# Task requirements
Copy out the entries in full and with complete accuracy; pictures are excluded.

* BEGIN Provided records *

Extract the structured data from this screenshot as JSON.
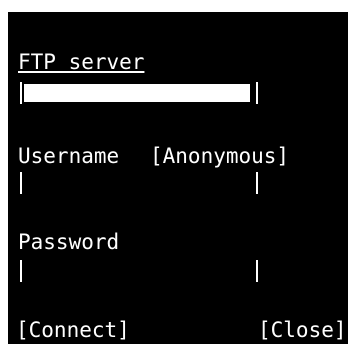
{
  "server": {
    "label": "FTP server",
    "value": "",
    "placeholder": ""
  },
  "username": {
    "label": "Username",
    "default_action": "[Anonymous]",
    "value": "",
    "placeholder": ""
  },
  "password": {
    "label": "Password",
    "value": "",
    "placeholder": ""
  },
  "buttons": {
    "connect": "[Connect]",
    "close": "[Close]"
  },
  "colors": {
    "background": "#000000",
    "foreground": "#ffffff",
    "frame": "#ffffff"
  }
}
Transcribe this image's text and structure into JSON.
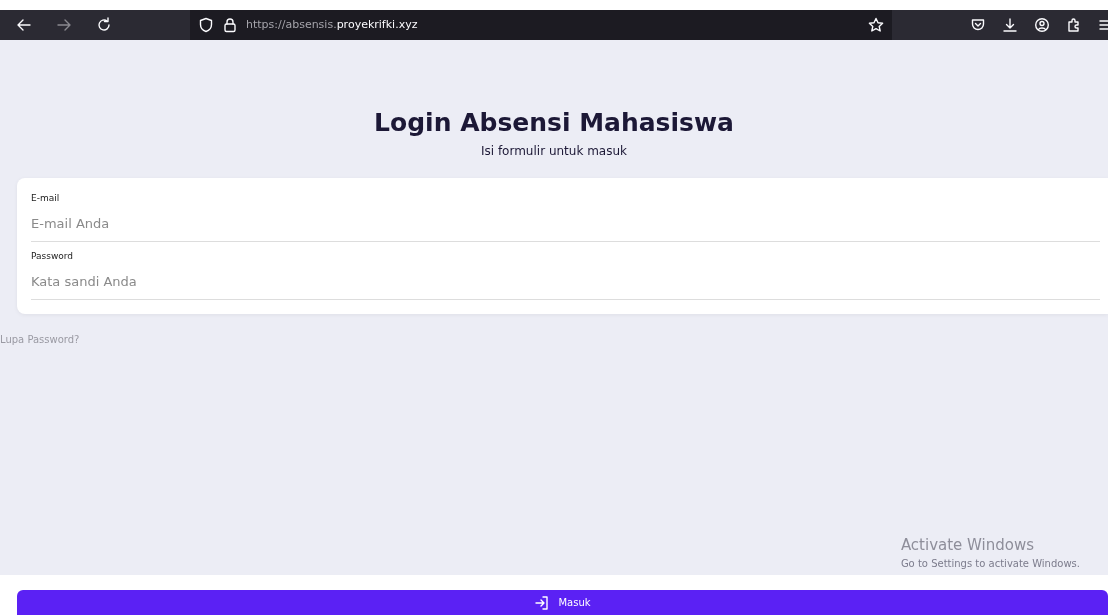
{
  "browser": {
    "url_prefix": "https://absensis.",
    "url_domain": "proyekrifki.xyz",
    "forward_disabled": true
  },
  "heading": {
    "title": "Login Absensi Mahasiswa",
    "subtitle": "Isi formulir untuk masuk"
  },
  "form": {
    "fields": [
      {
        "label": "E-mail",
        "placeholder": "E-mail Anda"
      },
      {
        "label": "Password",
        "placeholder": "Kata sandi Anda"
      }
    ]
  },
  "forgot_link": "Lupa Password?",
  "submit_button": "Masuk",
  "os_notice": {
    "title": "Activate Windows",
    "message": "Go to Settings to activate Windows."
  }
}
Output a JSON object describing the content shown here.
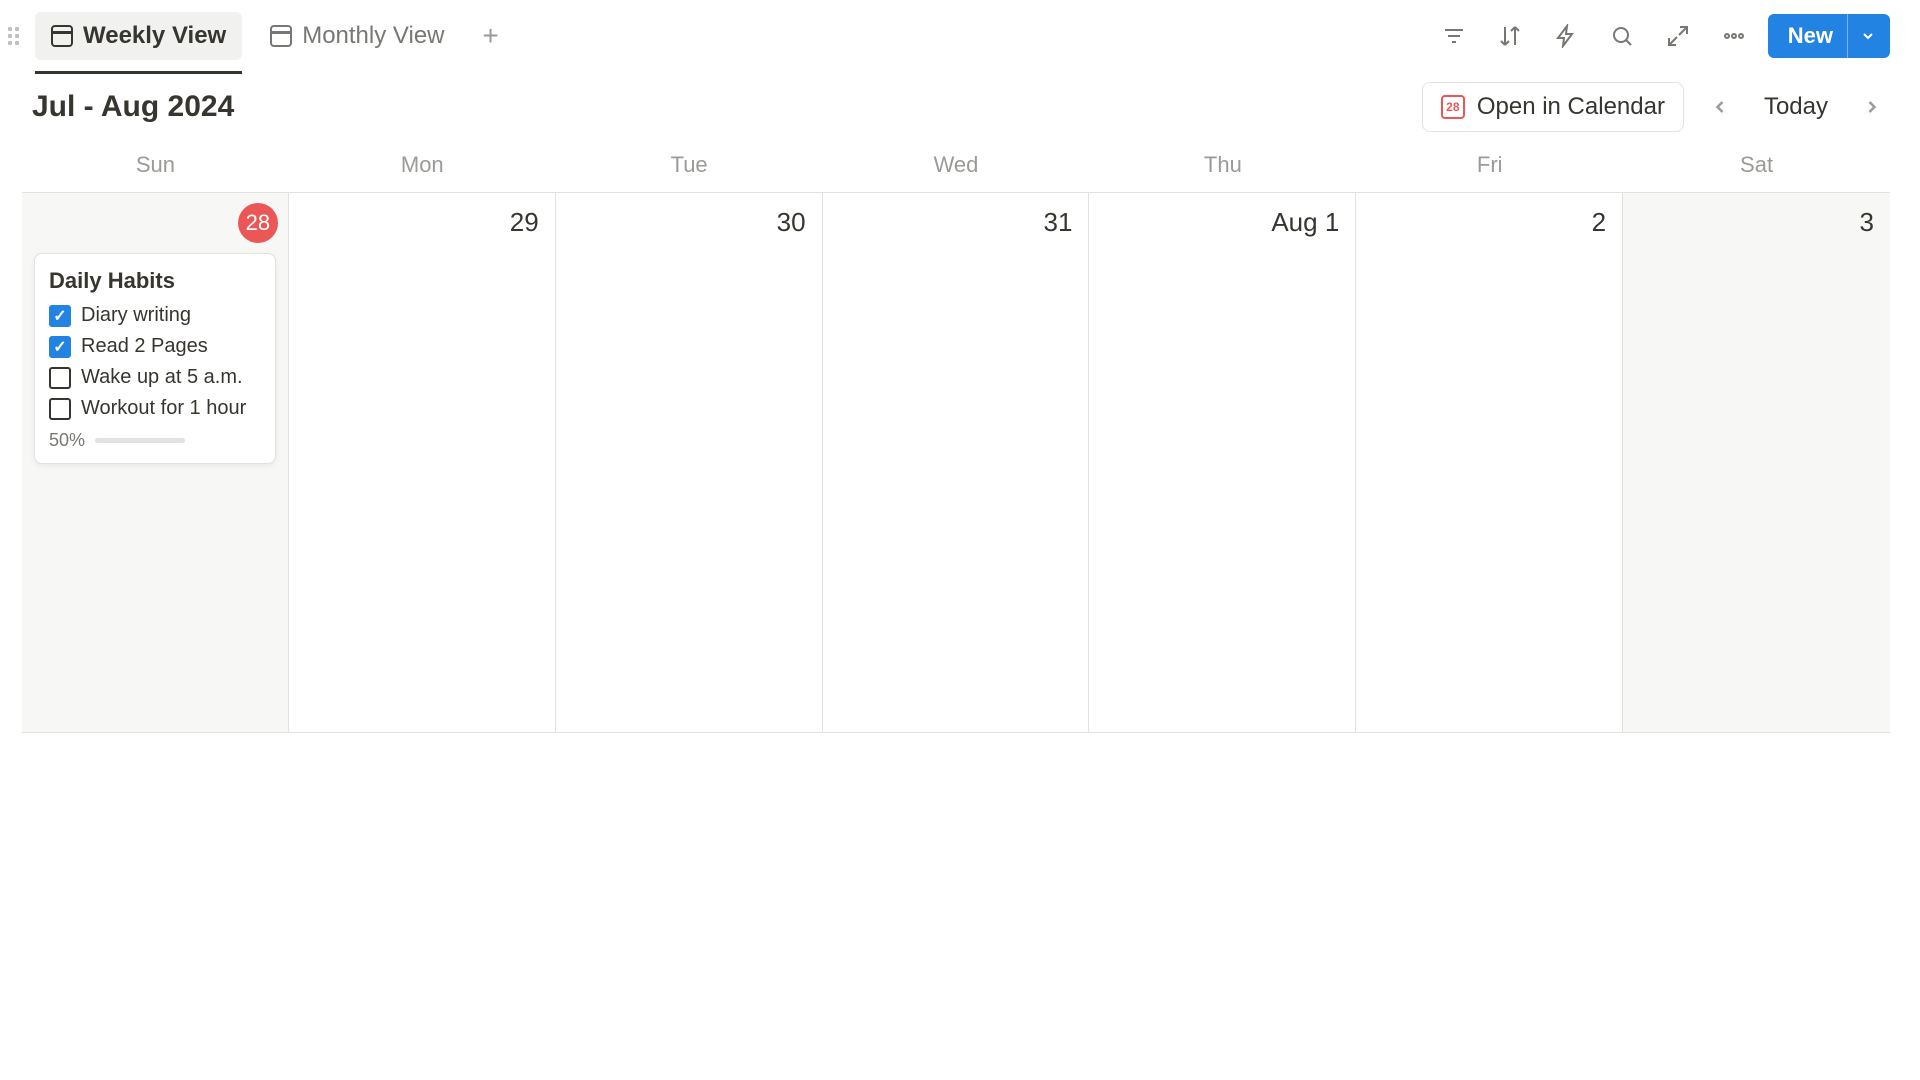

* END Provided records *

# Task response
Extract the structured data from this screenshot as JSON.
{
  "server": {
    "label": "FTP server",
    "value": "",
    "placeholder": ""
  },
  "username": {
    "label": "Username",
    "default_action": "[Anonymous]",
    "value": "",
    "placeholder": ""
  },
  "password": {
    "label": "Password",
    "value": "",
    "placeholder": ""
  },
  "buttons": {
    "connect": "[Connect]",
    "close": "[Close]"
  },
  "colors": {
    "background": "#000000",
    "foreground": "#ffffff",
    "frame": "#ffffff"
  }
}
Transcribe this image's text and structure into JSON.
{
  "browser": {
    "url_prefix": "https://absensis.",
    "url_domain": "proyekrifki.xyz",
    "forward_disabled": true
  },
  "heading": {
    "title": "Login Absensi Mahasiswa",
    "subtitle": "Isi formulir untuk masuk"
  },
  "form": {
    "fields": [
      {
        "label": "E-mail",
        "placeholder": "E-mail Anda"
      },
      {
        "label": "Password",
        "placeholder": "Kata sandi Anda"
      }
    ]
  },
  "forgot_link": "Lupa Password?",
  "submit_button": "Masuk",
  "os_notice": {
    "title": "Activate Windows",
    "message": "Go to Settings to activate Windows."
  }
}
Output a JSON object describing the content shown here.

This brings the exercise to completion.